▶ **EXERCISE DETAILS**
Scan the data below and pick out the lines containing the word "inzetgereedschap".

▶ **DATASET CONTENT**
# # # # # # #

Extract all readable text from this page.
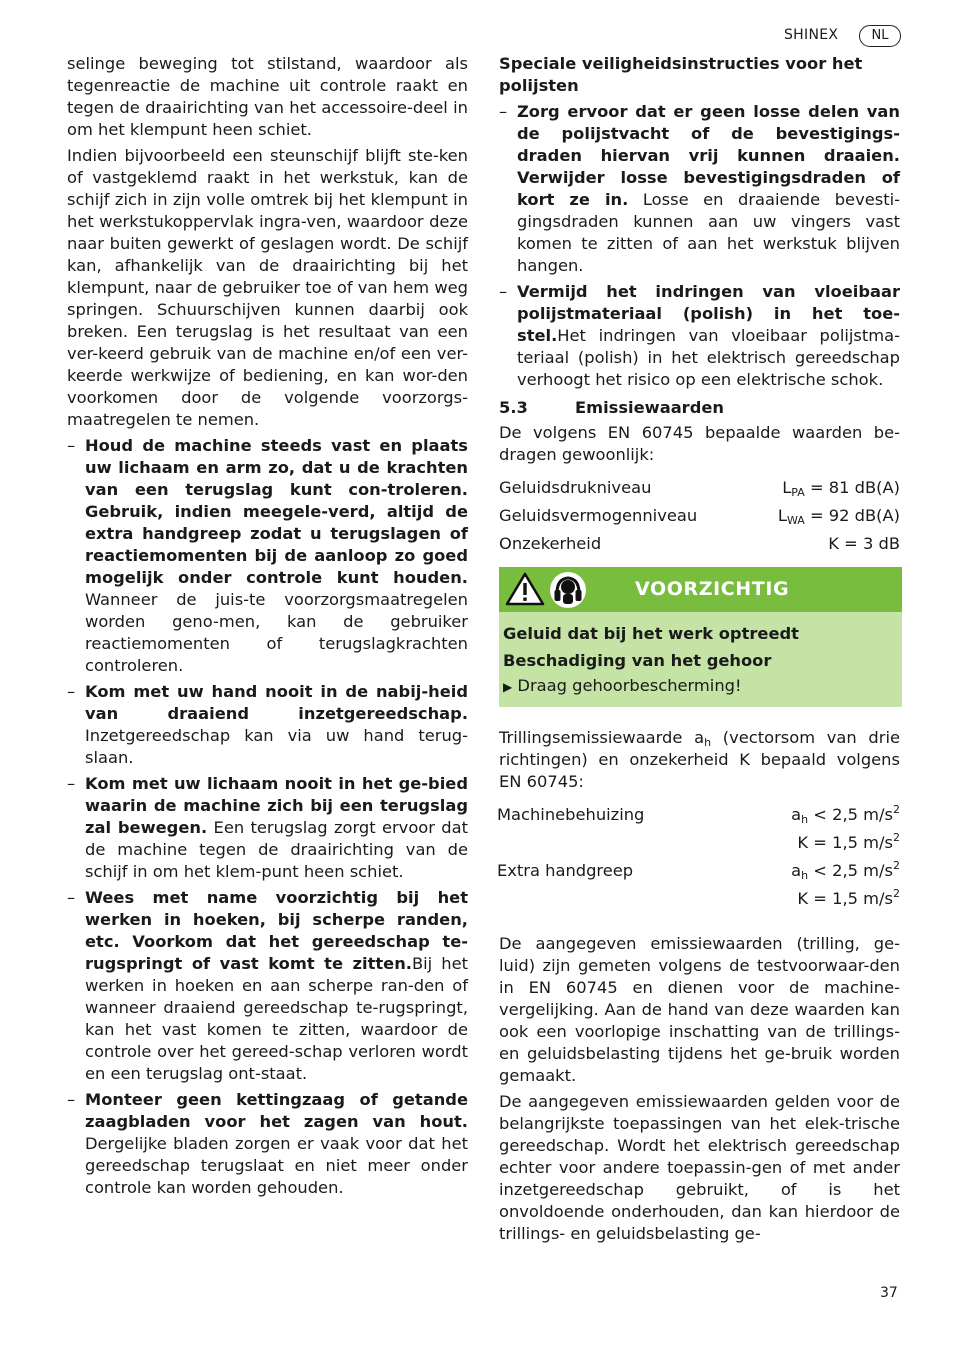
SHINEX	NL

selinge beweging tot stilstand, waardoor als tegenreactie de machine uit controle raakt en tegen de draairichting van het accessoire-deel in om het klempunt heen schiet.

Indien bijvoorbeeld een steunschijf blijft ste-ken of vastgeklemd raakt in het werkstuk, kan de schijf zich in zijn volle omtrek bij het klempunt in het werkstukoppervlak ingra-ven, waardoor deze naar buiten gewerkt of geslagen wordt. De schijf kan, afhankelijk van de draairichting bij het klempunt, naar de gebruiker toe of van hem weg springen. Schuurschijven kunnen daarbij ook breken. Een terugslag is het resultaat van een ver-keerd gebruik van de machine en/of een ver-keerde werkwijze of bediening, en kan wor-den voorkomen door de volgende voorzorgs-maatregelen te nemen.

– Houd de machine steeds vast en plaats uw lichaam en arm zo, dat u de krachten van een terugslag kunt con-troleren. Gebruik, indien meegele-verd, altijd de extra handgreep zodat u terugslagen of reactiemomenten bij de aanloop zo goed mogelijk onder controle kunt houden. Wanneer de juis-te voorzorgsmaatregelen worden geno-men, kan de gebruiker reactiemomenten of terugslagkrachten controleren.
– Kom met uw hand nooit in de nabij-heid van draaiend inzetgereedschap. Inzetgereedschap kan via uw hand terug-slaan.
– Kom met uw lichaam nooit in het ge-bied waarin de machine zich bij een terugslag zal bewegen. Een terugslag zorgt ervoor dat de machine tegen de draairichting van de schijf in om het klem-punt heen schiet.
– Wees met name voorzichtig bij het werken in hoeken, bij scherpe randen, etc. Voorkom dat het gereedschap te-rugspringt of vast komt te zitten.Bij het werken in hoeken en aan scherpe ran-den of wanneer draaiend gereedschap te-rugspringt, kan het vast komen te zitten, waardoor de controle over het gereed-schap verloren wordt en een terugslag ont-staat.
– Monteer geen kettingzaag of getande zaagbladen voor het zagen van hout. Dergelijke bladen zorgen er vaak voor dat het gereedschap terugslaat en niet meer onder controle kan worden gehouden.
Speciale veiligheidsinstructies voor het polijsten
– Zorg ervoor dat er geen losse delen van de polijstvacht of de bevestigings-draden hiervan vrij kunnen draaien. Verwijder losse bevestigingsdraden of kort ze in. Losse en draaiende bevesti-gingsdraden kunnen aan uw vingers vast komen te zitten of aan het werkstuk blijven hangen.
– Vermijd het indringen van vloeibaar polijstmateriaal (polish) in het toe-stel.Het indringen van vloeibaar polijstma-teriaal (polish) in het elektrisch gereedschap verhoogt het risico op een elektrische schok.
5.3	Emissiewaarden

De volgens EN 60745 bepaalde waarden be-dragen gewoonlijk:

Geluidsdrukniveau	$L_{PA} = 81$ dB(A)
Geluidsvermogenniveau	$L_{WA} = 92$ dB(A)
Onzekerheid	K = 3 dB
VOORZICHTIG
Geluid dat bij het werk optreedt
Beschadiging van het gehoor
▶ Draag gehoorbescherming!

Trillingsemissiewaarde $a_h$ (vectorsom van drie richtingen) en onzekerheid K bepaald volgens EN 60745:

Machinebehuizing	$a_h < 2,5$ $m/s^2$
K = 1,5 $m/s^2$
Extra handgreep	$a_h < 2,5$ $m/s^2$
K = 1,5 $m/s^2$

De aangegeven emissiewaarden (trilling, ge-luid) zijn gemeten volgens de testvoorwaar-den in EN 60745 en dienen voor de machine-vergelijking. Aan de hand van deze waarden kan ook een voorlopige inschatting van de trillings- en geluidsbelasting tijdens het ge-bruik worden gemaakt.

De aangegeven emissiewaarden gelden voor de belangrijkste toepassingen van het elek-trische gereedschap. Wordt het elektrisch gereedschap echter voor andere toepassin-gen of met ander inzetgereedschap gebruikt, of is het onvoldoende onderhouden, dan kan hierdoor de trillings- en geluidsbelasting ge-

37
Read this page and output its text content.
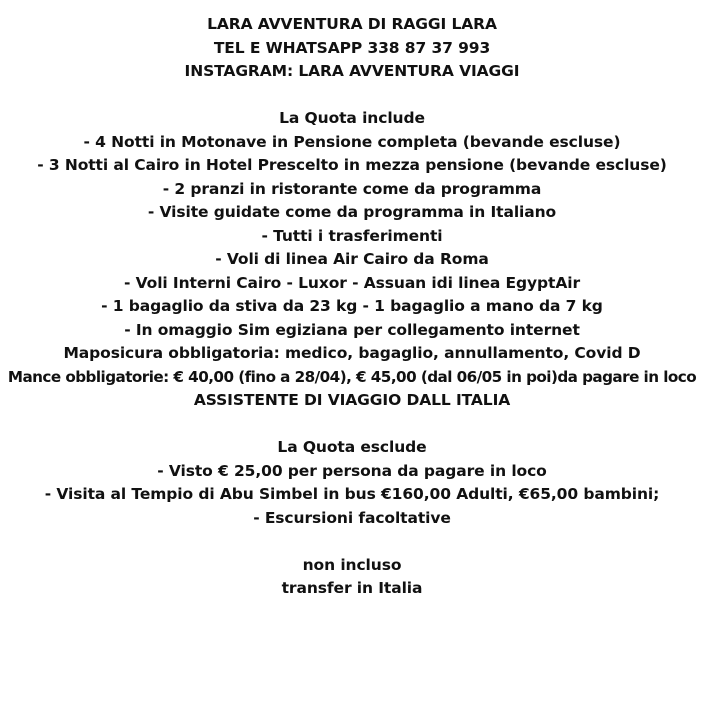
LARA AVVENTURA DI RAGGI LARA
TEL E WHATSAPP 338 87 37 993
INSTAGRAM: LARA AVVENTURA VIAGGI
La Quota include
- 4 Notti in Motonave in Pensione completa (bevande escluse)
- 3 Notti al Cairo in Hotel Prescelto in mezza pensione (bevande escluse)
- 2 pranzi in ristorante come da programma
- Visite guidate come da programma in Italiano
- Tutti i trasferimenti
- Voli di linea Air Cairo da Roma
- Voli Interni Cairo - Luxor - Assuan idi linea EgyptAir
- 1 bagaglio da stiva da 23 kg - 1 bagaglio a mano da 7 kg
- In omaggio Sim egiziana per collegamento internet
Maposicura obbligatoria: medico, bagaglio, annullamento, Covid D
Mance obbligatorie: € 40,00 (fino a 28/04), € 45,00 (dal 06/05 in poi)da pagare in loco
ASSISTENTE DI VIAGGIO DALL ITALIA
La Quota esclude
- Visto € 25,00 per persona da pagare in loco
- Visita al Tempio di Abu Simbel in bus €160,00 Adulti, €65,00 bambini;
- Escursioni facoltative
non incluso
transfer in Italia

# # # # # # #

▶ **RESPONSE TO THIS EXERCISE**
– Kom met uw hand nooit in de nabij-heid van draaiend inzetgereedschap. Inzetgereedschap kan via uw hand terug-slaan.
De aangegeven emissiewaarden gelden voor de belangrijkste toepassingen van het elek-trische gereedschap. Wordt het elektrisch gereedschap echter voor andere toepassin-gen of met ander inzetgereedschap gebruikt, of is het onvoldoende onderhouden, dan kan hierdoor de trillings- en geluidsbelasting ge-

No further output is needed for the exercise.